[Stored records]
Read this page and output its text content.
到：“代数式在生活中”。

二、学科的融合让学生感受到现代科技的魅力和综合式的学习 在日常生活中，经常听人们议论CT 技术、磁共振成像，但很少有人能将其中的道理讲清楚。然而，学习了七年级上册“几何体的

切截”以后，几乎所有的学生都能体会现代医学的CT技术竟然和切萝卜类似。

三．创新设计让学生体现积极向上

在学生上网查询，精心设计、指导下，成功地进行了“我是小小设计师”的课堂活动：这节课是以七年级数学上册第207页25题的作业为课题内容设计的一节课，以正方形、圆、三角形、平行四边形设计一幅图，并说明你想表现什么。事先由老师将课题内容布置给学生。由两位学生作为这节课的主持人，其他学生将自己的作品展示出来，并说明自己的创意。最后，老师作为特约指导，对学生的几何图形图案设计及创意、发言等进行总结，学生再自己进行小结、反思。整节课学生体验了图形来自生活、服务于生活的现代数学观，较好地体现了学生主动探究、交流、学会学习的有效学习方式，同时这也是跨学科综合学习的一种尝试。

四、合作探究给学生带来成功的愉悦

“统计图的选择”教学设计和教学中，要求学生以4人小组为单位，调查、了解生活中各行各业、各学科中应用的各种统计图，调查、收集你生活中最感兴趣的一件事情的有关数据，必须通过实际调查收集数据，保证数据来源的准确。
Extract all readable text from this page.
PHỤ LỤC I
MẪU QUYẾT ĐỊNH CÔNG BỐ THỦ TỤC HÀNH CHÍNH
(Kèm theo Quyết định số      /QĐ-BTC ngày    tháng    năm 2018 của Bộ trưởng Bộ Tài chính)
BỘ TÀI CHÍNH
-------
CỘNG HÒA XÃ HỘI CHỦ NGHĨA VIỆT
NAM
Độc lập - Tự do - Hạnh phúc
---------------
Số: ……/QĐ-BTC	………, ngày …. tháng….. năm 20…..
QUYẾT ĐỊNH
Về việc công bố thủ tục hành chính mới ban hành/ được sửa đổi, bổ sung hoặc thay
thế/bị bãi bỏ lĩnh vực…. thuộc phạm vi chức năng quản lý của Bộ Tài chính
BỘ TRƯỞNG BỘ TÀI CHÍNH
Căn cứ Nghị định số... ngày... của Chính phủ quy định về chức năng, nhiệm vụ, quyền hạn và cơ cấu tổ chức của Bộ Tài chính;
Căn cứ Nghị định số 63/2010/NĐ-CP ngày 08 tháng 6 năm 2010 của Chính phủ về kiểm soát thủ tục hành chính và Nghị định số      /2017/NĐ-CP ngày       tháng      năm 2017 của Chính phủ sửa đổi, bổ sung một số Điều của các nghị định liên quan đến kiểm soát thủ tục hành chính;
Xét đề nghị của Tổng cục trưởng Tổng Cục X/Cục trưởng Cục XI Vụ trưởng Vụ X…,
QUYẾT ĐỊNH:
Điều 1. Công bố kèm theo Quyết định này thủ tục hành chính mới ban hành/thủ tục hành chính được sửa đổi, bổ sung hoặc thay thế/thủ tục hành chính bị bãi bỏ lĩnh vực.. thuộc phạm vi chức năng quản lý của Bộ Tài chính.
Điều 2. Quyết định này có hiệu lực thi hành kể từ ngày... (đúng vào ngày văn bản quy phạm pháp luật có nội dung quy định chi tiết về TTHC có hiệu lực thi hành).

■ PROMPT ■
Your task is to repeat the data exactly; please include every line.

■ REPLY ■
Read this page and output its text content.
到：“代数式在生活中”。

二、学科的融合让学生感受到现代科技的魅力和综合式的学习 在日常生活中，经常听人们议论CT 技术、磁共振成像，但很少有人能将其中的道理讲清楚。然而，学习了七年级上册“几何体的

切截”以后，几乎所有的学生都能体会现代医学的CT技术竟然和切萝卜类似。

三．创新设计让学生体现积极向上

在学生上网查询，精心设计、指导下，成功地进行了“我是小小设计师”的课堂活动：这节课是以七年级数学上册第207页25题的作业为课题内容设计的一节课，以正方形、圆、三角形、平行四边形设计一幅图，并说明你想表现什么。事先由老师将课题内容布置给学生。由两位学生作为这节课的主持人，其他学生将自己的作品展示出来，并说明自己的创意。最后，老师作为特约指导，对学生的几何图形图案设计及创意、发言等进行总结，学生再自己进行小结、反思。整节课学生体验了图形来自生活、服务于生活的现代数学观，较好地体现了学生主动探究、交流、学会学习的有效学习方式，同时这也是跨学科综合学习的一种尝试。

四、合作探究给学生带来成功的愉悦

“统计图的选择”教学设计和教学中，要求学生以4人小组为单位，调查、了解生活中各行各业、各学科中应用的各种统计图，调查、收集你生活中最感兴趣的一件事情的有关数据，必须通过实际调查收集数据，保证数据来源的准确。
Extract all readable text from this page.
PHỤ LỤC I
MẪU QUYẾT ĐỊNH CÔNG BỐ THỦ TỤC HÀNH CHÍNH
(Kèm theo Quyết định số      /QĐ-BTC ngày    tháng    năm 2018 của Bộ trưởng Bộ Tài chính)
BỘ TÀI CHÍNH
-------
CỘNG HÒA XÃ HỘI CHỦ NGHĨA VIỆT
NAM
Độc lập - Tự do - Hạnh phúc
---------------
Số: ……/QĐ-BTC	………, ngày …. tháng….. năm 20…..
QUYẾT ĐỊNH
Về việc công bố thủ tục hành chính mới ban hành/ được sửa đổi, bổ sung hoặc thay
thế/bị bãi bỏ lĩnh vực…. thuộc phạm vi chức năng quản lý của Bộ Tài chính
BỘ TRƯỞNG BỘ TÀI CHÍNH
Căn cứ Nghị định số... ngày... của Chính phủ quy định về chức năng, nhiệm vụ, quyền hạn và cơ cấu tổ chức của Bộ Tài chính;
Căn cứ Nghị định số 63/2010/NĐ-CP ngày 08 tháng 6 năm 2010 của Chính phủ về kiểm soát thủ tục hành chính và Nghị định số      /2017/NĐ-CP ngày       tháng      năm 2017 của Chính phủ sửa đổi, bổ sung một số Điều của các nghị định liên quan đến kiểm soát thủ tục hành chính;
Xét đề nghị của Tổng cục trưởng Tổng Cục X/Cục trưởng Cục XI Vụ trưởng Vụ X…,
QUYẾT ĐỊNH:
Điều 1. Công bố kèm theo Quyết định này thủ tục hành chính mới ban hành/thủ tục hành chính được sửa đổi, bổ sung hoặc thay thế/thủ tục hành chính bị bãi bỏ lĩnh vực.. thuộc phạm vi chức năng quản lý của Bộ Tài chính.
Điều 2. Quyết định này có hiệu lực thi hành kể từ ngày... (đúng vào ngày văn bản quy phạm pháp luật có nội dung quy định chi tiết về TTHC có hiệu lực thi hành).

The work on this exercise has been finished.